[SET EXERCISE] In the data below, locate each line with the word "relative" and list it.

[Dataset entries]

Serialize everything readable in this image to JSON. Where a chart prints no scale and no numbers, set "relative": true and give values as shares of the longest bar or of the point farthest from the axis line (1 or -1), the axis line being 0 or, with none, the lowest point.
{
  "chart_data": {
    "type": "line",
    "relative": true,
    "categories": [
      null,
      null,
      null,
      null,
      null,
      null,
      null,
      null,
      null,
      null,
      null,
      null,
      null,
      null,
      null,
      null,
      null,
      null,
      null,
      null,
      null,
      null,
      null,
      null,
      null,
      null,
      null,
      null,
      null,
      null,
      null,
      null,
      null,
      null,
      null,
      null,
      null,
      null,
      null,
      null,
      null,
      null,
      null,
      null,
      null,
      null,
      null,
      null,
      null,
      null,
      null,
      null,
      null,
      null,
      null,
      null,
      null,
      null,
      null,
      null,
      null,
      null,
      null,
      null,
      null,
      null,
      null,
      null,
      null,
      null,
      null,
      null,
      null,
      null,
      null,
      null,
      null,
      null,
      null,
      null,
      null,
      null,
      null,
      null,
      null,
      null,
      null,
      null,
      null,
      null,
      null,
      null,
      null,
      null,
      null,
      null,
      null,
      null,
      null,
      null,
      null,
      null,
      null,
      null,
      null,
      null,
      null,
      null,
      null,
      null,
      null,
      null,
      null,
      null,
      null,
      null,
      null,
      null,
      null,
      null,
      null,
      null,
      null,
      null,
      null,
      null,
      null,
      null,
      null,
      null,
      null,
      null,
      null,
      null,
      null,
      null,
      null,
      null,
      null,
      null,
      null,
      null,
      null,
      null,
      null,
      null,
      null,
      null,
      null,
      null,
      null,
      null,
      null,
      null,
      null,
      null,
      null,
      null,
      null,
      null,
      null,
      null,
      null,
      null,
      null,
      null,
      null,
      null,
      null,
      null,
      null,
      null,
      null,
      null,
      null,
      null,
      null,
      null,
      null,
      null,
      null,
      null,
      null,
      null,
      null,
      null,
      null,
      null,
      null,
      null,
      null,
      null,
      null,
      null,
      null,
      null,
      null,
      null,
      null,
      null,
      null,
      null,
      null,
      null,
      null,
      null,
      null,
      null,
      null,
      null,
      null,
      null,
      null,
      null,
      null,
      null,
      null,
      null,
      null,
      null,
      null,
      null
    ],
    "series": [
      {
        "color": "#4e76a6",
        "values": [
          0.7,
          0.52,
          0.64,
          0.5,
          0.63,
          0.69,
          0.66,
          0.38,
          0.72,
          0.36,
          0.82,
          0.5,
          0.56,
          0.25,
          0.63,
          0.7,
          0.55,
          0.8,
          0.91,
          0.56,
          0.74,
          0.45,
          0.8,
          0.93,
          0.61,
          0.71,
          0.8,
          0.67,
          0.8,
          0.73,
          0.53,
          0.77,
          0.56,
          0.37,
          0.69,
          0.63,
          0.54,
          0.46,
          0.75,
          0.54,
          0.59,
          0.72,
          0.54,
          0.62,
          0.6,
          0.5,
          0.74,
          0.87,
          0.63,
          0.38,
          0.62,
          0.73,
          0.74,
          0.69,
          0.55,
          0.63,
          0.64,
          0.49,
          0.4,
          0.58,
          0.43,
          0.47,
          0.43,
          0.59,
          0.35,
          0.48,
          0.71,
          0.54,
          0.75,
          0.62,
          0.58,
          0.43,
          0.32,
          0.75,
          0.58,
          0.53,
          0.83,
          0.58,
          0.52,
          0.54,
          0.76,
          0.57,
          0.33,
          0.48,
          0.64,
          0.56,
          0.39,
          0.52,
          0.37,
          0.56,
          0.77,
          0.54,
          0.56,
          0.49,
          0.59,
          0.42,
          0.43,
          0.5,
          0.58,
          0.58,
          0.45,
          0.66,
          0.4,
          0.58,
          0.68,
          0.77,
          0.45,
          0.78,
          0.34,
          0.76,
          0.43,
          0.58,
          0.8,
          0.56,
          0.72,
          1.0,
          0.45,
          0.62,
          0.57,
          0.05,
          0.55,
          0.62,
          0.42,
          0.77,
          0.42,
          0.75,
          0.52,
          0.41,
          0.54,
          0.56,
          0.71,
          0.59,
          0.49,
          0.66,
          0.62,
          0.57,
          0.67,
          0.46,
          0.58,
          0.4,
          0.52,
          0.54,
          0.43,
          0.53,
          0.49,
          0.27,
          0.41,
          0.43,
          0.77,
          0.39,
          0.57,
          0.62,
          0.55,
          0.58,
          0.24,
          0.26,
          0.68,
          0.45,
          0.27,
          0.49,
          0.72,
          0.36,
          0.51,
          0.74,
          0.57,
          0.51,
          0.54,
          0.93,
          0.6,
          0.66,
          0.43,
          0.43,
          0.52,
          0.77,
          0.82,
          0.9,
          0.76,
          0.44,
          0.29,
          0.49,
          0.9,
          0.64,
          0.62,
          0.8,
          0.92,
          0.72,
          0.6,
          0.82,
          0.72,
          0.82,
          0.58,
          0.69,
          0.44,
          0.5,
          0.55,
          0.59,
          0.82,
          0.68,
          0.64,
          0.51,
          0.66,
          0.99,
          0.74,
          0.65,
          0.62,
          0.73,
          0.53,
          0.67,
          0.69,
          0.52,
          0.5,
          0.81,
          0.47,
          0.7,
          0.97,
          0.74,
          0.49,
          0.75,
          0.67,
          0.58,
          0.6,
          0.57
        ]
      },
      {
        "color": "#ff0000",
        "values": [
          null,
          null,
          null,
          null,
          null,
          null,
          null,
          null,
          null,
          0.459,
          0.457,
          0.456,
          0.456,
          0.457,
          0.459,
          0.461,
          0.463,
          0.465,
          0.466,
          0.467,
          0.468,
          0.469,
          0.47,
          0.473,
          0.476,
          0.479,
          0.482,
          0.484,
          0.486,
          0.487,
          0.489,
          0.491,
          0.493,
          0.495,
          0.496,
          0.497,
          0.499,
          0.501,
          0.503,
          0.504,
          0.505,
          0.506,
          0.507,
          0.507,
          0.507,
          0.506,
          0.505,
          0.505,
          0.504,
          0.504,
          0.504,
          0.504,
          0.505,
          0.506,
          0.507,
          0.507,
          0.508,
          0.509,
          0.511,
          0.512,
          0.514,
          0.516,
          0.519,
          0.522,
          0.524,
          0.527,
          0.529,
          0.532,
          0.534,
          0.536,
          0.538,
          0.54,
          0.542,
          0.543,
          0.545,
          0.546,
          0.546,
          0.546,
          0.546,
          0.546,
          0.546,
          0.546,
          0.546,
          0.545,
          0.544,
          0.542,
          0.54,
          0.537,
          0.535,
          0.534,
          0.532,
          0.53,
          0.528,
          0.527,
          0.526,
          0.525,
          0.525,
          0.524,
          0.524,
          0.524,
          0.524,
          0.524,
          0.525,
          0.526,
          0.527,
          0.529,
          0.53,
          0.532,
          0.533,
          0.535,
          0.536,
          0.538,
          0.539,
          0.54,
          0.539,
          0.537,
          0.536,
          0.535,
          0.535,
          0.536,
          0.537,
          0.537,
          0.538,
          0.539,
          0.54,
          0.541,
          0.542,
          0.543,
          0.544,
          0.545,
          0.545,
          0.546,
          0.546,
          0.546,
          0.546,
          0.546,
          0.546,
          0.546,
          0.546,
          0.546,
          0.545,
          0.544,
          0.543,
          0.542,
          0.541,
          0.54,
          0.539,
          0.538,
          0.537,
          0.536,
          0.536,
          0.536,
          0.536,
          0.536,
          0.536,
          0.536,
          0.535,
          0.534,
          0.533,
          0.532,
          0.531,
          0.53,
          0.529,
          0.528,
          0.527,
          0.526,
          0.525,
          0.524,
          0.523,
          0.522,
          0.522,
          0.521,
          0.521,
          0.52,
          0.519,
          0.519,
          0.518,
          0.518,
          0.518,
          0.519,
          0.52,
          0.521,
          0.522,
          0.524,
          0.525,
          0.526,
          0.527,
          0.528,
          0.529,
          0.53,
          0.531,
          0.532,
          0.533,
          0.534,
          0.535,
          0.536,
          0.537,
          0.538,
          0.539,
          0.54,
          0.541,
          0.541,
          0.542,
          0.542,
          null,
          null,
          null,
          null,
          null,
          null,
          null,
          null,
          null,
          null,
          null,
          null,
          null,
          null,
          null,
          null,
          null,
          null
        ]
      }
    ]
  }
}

[FINAL RESULT]
Serialize everything readable in this image to JSON. Where a chart prints no scale and no numbers, set "relative": true and give values as shares of the longest bar or of the point farthest from the axis line (1 or -1), the axis line being 0 or, with none, the lowest point.
    "relative": true,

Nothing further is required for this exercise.